— start of DATA EXTRACT —

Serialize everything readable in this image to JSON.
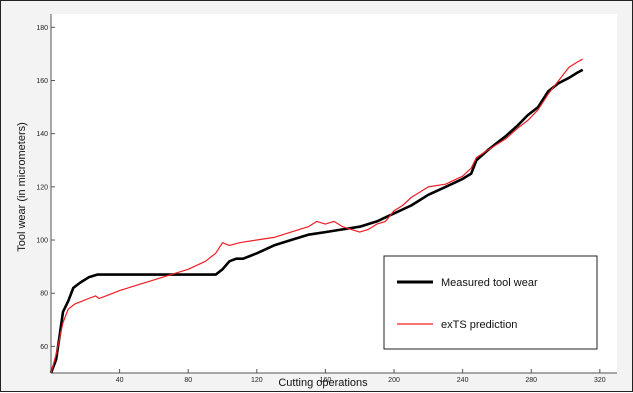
{
  "chart_data": {
    "type": "line",
    "title": "",
    "xlabel": "Cutting operations",
    "ylabel": "Tool wear (in micrometers)",
    "xlim": [
      0,
      330
    ],
    "ylim": [
      50,
      185
    ],
    "xticks": [
      40,
      80,
      120,
      160,
      200,
      240,
      280,
      320
    ],
    "yticks": [
      60,
      80,
      100,
      120,
      140,
      160,
      180
    ],
    "grid": false,
    "legend_position": "bottom-right",
    "series": [
      {
        "name": "Measured tool wear",
        "color": "#000000",
        "points": [
          [
            0,
            50
          ],
          [
            3,
            55
          ],
          [
            5,
            64
          ],
          [
            7,
            73
          ],
          [
            10,
            77
          ],
          [
            13,
            82
          ],
          [
            17,
            84
          ],
          [
            22,
            86
          ],
          [
            27,
            87
          ],
          [
            40,
            87
          ],
          [
            60,
            87
          ],
          [
            80,
            87
          ],
          [
            90,
            87
          ],
          [
            96,
            87
          ],
          [
            100,
            89
          ],
          [
            104,
            92
          ],
          [
            108,
            93
          ],
          [
            112,
            93
          ],
          [
            116,
            94
          ],
          [
            120,
            95
          ],
          [
            130,
            98
          ],
          [
            140,
            100
          ],
          [
            150,
            102
          ],
          [
            160,
            103
          ],
          [
            170,
            104
          ],
          [
            180,
            105
          ],
          [
            190,
            107
          ],
          [
            200,
            110
          ],
          [
            210,
            113
          ],
          [
            220,
            117
          ],
          [
            230,
            120
          ],
          [
            240,
            123
          ],
          [
            245,
            125
          ],
          [
            248,
            130
          ],
          [
            255,
            134
          ],
          [
            265,
            139
          ],
          [
            272,
            143
          ],
          [
            278,
            147
          ],
          [
            284,
            150
          ],
          [
            290,
            156
          ],
          [
            296,
            159
          ],
          [
            302,
            161
          ],
          [
            307,
            163
          ],
          [
            310,
            164
          ]
        ]
      },
      {
        "name": "exTS prediction",
        "color": "#ee1c24",
        "points": [
          [
            0,
            50
          ],
          [
            3,
            57
          ],
          [
            5,
            63
          ],
          [
            7,
            69
          ],
          [
            10,
            74
          ],
          [
            14,
            76
          ],
          [
            18,
            77
          ],
          [
            22,
            78
          ],
          [
            26,
            79
          ],
          [
            28,
            78
          ],
          [
            32,
            79
          ],
          [
            40,
            81
          ],
          [
            50,
            83
          ],
          [
            60,
            85
          ],
          [
            70,
            87
          ],
          [
            80,
            89
          ],
          [
            90,
            92
          ],
          [
            96,
            95
          ],
          [
            100,
            99
          ],
          [
            104,
            98
          ],
          [
            110,
            99
          ],
          [
            120,
            100
          ],
          [
            130,
            101
          ],
          [
            140,
            103
          ],
          [
            150,
            105
          ],
          [
            155,
            107
          ],
          [
            160,
            106
          ],
          [
            165,
            107
          ],
          [
            170,
            105
          ],
          [
            175,
            104
          ],
          [
            180,
            103
          ],
          [
            185,
            104
          ],
          [
            190,
            106
          ],
          [
            195,
            107
          ],
          [
            200,
            111
          ],
          [
            205,
            113
          ],
          [
            210,
            116
          ],
          [
            220,
            120
          ],
          [
            230,
            121
          ],
          [
            240,
            124
          ],
          [
            245,
            127
          ],
          [
            248,
            131
          ],
          [
            255,
            134
          ],
          [
            265,
            138
          ],
          [
            272,
            142
          ],
          [
            278,
            145
          ],
          [
            284,
            149
          ],
          [
            290,
            155
          ],
          [
            296,
            160
          ],
          [
            302,
            165
          ],
          [
            307,
            167
          ],
          [
            310,
            168
          ]
        ]
      }
    ]
  }
}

— end of DATA EXTRACT —

AIM>
Pictures in the records must not appear in the copy; transcribe everything else precisely.

TASK ANSWER>
Serialize everything readable in this image to JSON.
{
  "chart_data": {
    "type": "line",
    "title": "",
    "xlabel": "Cutting operations",
    "ylabel": "Tool wear (in micrometers)",
    "xlim": [
      0,
      330
    ],
    "ylim": [
      50,
      185
    ],
    "xticks": [
      40,
      80,
      120,
      160,
      200,
      240,
      280,
      320
    ],
    "yticks": [
      60,
      80,
      100,
      120,
      140,
      160,
      180
    ],
    "grid": false,
    "legend_position": "bottom-right",
    "series": [
      {
        "name": "Measured tool wear",
        "color": "#000000",
        "points": [
          [
            0,
            50
          ],
          [
            3,
            55
          ],
          [
            5,
            64
          ],
          [
            7,
            73
          ],
          [
            10,
            77
          ],
          [
            13,
            82
          ],
          [
            17,
            84
          ],
          [
            22,
            86
          ],
          [
            27,
            87
          ],
          [
            40,
            87
          ],
          [
            60,
            87
          ],
          [
            80,
            87
          ],
          [
            90,
            87
          ],
          [
            96,
            87
          ],
          [
            100,
            89
          ],
          [
            104,
            92
          ],
          [
            108,
            93
          ],
          [
            112,
            93
          ],
          [
            116,
            94
          ],
          [
            120,
            95
          ],
          [
            130,
            98
          ],
          [
            140,
            100
          ],
          [
            150,
            102
          ],
          [
            160,
            103
          ],
          [
            170,
            104
          ],
          [
            180,
            105
          ],
          [
            190,
            107
          ],
          [
            200,
            110
          ],
          [
            210,
            113
          ],
          [
            220,
            117
          ],
          [
            230,
            120
          ],
          [
            240,
            123
          ],
          [
            245,
            125
          ],
          [
            248,
            130
          ],
          [
            255,
            134
          ],
          [
            265,
            139
          ],
          [
            272,
            143
          ],
          [
            278,
            147
          ],
          [
            284,
            150
          ],
          [
            290,
            156
          ],
          [
            296,
            159
          ],
          [
            302,
            161
          ],
          [
            307,
            163
          ],
          [
            310,
            164
          ]
        ]
      },
      {
        "name": "exTS prediction",
        "color": "#ee1c24",
        "points": [
          [
            0,
            50
          ],
          [
            3,
            57
          ],
          [
            5,
            63
          ],
          [
            7,
            69
          ],
          [
            10,
            74
          ],
          [
            14,
            76
          ],
          [
            18,
            77
          ],
          [
            22,
            78
          ],
          [
            26,
            79
          ],
          [
            28,
            78
          ],
          [
            32,
            79
          ],
          [
            40,
            81
          ],
          [
            50,
            83
          ],
          [
            60,
            85
          ],
          [
            70,
            87
          ],
          [
            80,
            89
          ],
          [
            90,
            92
          ],
          [
            96,
            95
          ],
          [
            100,
            99
          ],
          [
            104,
            98
          ],
          [
            110,
            99
          ],
          [
            120,
            100
          ],
          [
            130,
            101
          ],
          [
            140,
            103
          ],
          [
            150,
            105
          ],
          [
            155,
            107
          ],
          [
            160,
            106
          ],
          [
            165,
            107
          ],
          [
            170,
            105
          ],
          [
            175,
            104
          ],
          [
            180,
            103
          ],
          [
            185,
            104
          ],
          [
            190,
            106
          ],
          [
            195,
            107
          ],
          [
            200,
            111
          ],
          [
            205,
            113
          ],
          [
            210,
            116
          ],
          [
            220,
            120
          ],
          [
            230,
            121
          ],
          [
            240,
            124
          ],
          [
            245,
            127
          ],
          [
            248,
            131
          ],
          [
            255,
            134
          ],
          [
            265,
            138
          ],
          [
            272,
            142
          ],
          [
            278,
            145
          ],
          [
            284,
            149
          ],
          [
            290,
            155
          ],
          [
            296,
            160
          ],
          [
            302,
            165
          ],
          [
            307,
            167
          ],
          [
            310,
            168
          ]
        ]
      }
    ]
  }
}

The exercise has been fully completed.